(PROBLEM) Report every line from the material that contains the word "JSON".

****************

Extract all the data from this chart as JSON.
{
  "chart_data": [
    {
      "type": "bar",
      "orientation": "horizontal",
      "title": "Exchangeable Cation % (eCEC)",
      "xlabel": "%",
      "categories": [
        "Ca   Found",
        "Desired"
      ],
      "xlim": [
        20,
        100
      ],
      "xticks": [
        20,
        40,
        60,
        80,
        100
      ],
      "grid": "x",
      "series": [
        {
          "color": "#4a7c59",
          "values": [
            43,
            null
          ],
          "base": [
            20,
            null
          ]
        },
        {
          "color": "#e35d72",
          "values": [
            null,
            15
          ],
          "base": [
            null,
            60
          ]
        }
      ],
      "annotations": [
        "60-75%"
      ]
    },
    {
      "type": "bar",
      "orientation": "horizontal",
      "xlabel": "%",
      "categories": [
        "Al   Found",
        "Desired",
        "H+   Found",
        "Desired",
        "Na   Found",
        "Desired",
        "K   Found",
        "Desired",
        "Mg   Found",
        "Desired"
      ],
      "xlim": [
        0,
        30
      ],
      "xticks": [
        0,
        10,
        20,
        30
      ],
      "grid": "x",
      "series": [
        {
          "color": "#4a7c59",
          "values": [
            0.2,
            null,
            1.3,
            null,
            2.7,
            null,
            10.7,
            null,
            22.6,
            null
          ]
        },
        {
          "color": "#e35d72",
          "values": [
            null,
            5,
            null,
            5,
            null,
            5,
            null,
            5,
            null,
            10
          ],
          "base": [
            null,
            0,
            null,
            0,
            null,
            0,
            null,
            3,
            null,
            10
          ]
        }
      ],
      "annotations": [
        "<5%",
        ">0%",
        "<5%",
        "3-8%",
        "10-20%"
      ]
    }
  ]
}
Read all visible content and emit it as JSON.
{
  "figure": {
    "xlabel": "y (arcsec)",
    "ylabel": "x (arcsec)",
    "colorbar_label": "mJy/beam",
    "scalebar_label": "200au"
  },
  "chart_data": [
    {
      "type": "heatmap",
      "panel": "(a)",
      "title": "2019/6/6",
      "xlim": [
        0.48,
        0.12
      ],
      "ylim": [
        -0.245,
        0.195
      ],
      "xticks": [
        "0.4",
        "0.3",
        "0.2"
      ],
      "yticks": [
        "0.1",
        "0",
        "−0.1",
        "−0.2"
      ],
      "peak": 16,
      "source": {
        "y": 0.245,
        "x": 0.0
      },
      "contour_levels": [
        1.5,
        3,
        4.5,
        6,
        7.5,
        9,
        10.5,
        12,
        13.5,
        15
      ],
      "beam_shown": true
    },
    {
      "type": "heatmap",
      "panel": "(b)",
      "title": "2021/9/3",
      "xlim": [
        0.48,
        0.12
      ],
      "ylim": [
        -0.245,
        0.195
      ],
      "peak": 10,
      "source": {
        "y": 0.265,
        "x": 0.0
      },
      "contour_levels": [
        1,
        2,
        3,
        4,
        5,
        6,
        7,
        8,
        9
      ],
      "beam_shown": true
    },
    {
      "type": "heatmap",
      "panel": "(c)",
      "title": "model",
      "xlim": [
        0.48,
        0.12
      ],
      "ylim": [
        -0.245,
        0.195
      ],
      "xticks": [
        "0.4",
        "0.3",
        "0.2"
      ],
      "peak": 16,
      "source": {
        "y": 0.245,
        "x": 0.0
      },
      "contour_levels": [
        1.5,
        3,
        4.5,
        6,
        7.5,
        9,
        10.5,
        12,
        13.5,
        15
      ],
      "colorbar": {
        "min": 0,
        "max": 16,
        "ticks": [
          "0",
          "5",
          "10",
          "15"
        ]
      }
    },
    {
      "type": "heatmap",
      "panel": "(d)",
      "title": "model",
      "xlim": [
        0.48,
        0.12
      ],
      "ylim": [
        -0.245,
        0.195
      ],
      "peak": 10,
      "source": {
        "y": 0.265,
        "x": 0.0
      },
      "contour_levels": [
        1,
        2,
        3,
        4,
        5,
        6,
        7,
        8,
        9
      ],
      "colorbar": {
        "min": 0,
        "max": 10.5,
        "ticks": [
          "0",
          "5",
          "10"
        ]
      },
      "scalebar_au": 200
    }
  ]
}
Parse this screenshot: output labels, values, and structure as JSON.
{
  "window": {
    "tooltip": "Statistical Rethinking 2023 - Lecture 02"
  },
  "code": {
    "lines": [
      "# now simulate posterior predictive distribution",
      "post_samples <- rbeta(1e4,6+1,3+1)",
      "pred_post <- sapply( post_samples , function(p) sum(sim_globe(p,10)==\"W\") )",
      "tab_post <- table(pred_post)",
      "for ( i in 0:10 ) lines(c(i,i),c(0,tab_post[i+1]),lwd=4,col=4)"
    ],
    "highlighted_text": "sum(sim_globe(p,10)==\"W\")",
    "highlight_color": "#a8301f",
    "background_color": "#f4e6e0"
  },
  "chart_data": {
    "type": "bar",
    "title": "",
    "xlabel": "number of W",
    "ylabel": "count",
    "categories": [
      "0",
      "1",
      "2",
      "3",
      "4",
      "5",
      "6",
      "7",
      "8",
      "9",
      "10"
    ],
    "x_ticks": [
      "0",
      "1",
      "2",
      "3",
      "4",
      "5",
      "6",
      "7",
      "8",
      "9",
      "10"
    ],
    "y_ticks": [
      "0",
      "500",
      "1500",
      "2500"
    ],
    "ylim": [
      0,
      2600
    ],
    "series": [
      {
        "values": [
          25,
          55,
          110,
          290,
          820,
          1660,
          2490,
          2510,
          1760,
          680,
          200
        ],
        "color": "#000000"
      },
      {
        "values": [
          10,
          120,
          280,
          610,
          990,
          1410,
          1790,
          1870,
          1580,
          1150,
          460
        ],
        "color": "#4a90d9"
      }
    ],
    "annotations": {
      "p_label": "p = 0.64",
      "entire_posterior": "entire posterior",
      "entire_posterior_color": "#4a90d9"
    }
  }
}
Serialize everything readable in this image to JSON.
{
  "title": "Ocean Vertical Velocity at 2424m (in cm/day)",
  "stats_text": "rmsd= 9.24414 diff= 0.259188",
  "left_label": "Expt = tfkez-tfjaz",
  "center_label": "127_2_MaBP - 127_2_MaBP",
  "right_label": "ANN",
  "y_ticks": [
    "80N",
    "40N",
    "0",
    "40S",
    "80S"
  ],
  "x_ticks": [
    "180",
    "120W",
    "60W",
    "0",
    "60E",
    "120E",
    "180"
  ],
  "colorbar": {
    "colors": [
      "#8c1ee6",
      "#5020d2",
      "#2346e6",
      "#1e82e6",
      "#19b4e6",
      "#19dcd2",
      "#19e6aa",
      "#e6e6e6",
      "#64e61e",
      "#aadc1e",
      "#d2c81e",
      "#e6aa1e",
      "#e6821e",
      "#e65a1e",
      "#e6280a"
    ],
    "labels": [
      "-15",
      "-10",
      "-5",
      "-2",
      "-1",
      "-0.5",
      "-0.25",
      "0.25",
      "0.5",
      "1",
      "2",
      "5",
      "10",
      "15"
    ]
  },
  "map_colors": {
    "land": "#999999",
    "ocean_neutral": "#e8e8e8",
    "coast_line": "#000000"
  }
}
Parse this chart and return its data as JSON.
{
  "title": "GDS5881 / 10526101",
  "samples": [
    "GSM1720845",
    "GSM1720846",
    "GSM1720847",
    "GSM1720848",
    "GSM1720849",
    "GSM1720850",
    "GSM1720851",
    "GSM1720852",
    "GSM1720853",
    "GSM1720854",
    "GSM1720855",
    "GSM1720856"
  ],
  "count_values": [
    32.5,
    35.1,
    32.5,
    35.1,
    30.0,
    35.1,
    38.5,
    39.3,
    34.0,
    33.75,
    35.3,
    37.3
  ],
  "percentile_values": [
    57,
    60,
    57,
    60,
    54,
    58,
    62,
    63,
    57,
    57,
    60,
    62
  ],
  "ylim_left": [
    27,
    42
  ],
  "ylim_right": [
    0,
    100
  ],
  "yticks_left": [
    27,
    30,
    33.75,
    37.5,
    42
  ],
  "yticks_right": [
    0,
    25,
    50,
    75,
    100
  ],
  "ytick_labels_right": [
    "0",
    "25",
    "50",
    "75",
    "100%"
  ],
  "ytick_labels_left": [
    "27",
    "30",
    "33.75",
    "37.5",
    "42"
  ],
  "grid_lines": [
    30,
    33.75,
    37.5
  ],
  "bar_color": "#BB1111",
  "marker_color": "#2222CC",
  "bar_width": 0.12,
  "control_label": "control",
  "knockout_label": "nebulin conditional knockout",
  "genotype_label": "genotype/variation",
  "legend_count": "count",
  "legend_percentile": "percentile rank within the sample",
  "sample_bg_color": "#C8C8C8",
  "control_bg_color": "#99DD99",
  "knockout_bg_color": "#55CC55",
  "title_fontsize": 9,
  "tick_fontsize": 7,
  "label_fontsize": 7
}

****************

(FULL SOLUTION)
Extract all the data from this chart as JSON.
Read all visible content and emit it as JSON.
Parse this screenshot: output labels, values, and structure as JSON.
Serialize everything readable in this image to JSON.
Parse this chart and return its data as JSON.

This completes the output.